• TASK TO CARRY OUT:
From the listing below, pull out all lines with "technologies" in them.

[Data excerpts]
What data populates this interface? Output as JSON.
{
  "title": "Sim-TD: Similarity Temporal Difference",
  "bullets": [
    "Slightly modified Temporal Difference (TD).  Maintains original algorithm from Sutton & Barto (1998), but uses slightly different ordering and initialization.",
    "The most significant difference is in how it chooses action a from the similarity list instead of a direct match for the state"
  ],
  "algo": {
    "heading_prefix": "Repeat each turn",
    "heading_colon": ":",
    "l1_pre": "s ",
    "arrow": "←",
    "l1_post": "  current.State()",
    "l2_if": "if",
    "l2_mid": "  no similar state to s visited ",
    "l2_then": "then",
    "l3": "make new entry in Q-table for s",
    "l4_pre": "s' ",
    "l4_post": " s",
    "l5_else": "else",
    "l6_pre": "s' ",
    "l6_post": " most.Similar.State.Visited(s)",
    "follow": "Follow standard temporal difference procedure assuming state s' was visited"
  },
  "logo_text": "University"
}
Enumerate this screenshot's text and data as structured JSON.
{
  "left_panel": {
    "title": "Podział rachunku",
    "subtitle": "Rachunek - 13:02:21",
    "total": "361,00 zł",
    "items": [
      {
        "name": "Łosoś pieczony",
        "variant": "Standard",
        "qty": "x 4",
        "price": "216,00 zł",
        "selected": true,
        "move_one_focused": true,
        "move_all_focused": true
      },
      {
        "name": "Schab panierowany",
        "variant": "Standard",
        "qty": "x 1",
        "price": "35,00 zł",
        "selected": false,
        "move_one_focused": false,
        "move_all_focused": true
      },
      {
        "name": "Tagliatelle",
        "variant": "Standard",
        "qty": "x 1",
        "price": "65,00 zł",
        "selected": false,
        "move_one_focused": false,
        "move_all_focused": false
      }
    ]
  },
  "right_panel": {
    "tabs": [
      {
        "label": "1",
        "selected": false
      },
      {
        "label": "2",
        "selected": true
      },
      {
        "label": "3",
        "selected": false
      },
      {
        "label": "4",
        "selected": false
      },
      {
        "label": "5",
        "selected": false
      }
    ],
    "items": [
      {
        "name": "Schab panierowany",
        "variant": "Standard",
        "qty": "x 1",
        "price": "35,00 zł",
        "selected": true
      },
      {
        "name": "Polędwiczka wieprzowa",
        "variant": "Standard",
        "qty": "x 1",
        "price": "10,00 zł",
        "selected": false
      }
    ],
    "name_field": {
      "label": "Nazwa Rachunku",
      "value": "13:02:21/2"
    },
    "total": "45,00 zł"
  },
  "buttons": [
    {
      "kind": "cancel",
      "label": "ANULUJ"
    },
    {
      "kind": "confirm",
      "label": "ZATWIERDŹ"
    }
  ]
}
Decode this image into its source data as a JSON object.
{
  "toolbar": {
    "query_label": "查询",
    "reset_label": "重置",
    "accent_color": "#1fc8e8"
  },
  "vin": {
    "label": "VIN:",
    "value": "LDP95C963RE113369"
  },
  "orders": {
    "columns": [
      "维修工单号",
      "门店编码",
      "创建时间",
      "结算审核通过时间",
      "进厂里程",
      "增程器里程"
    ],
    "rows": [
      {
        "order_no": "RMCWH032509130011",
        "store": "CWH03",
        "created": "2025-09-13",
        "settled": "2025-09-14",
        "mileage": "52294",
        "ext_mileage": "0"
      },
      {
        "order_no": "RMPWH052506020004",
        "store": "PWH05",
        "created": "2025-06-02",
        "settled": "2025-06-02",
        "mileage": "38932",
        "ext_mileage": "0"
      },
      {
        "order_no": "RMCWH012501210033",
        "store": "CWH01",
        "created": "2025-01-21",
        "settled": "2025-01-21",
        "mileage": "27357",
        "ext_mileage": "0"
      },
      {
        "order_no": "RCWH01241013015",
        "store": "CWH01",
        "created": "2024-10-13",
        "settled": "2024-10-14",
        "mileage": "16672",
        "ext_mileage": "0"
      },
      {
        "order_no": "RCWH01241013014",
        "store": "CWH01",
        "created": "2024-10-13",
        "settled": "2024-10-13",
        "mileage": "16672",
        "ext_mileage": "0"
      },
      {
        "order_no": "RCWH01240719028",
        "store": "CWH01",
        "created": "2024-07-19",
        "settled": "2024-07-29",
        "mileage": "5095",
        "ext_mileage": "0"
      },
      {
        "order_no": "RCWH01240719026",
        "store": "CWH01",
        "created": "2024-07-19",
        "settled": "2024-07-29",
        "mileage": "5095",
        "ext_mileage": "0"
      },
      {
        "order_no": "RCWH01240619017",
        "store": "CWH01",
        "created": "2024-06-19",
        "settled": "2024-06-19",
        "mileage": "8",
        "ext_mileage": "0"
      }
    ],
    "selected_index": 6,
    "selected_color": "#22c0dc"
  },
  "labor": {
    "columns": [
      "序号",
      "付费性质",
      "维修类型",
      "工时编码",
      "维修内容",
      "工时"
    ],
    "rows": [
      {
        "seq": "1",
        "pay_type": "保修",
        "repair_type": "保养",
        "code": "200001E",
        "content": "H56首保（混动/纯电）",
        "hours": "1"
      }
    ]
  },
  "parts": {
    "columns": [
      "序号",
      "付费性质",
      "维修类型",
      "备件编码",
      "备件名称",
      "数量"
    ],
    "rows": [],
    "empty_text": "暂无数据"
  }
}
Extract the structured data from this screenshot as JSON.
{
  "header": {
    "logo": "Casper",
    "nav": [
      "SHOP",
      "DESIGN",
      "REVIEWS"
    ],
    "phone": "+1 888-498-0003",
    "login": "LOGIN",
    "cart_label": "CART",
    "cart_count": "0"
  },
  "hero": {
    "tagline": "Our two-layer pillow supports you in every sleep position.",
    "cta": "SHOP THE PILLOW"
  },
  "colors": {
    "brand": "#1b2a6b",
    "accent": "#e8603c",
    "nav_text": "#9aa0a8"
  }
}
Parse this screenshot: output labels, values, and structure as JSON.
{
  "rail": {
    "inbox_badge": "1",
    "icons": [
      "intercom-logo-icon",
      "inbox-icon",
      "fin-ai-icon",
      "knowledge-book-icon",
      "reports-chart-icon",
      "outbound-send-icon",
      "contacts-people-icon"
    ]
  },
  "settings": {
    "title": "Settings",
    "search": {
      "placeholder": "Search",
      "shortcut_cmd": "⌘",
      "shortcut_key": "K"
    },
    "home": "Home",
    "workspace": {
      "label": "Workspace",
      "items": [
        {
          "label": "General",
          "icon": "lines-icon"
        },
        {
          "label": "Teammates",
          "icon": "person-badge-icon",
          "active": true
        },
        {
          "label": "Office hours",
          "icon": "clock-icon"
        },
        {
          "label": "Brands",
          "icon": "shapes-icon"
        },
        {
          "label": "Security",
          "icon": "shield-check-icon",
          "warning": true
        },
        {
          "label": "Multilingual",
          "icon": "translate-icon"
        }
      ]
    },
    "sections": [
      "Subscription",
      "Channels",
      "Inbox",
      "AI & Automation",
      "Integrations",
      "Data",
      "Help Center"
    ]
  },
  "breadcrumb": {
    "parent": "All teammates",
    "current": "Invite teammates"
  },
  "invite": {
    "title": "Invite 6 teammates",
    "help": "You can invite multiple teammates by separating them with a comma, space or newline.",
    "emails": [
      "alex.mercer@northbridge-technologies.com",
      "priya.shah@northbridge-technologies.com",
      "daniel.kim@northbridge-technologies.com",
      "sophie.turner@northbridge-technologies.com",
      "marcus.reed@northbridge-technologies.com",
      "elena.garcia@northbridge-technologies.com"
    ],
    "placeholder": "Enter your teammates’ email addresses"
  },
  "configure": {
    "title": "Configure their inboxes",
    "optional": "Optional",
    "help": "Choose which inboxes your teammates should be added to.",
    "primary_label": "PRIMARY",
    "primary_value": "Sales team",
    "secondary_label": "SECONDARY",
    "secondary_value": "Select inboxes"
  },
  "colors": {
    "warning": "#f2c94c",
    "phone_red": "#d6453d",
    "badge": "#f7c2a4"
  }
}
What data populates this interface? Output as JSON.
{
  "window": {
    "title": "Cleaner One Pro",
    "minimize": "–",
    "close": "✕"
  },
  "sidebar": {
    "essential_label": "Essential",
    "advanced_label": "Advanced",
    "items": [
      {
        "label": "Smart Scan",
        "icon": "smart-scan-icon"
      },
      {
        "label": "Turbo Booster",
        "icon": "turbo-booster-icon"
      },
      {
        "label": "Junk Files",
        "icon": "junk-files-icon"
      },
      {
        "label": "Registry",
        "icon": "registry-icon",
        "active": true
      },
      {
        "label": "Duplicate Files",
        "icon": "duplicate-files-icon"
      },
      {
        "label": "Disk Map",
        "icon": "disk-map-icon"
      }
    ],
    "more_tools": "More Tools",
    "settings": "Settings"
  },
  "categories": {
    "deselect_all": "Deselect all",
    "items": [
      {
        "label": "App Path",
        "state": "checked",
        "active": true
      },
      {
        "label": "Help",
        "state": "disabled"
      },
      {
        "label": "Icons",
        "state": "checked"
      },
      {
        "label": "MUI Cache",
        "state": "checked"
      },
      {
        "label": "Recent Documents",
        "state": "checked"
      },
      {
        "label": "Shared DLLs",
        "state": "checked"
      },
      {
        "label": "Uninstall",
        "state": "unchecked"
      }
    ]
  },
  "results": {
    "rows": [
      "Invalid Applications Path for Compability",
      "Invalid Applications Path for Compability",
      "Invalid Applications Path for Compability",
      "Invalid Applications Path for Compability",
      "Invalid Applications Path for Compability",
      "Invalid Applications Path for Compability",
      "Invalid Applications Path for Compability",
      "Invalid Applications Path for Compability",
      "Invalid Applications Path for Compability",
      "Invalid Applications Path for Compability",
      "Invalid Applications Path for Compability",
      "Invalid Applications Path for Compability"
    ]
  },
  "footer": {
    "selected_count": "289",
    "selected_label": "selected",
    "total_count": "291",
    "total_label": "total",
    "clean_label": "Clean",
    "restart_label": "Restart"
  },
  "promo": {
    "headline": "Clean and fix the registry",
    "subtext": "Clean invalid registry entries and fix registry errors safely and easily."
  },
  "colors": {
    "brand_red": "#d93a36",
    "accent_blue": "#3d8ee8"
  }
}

• EXERCISE ANSWER:
      "alex.mercer@northbridge-technologies.com",
      "priya.shah@northbridge-technologies.com",
      "daniel.kim@northbridge-technologies.com",
      "sophie.turner@northbridge-technologies.com",
      "marcus.reed@northbridge-technologies.com",
      "elena.garcia@northbridge-technologies.com"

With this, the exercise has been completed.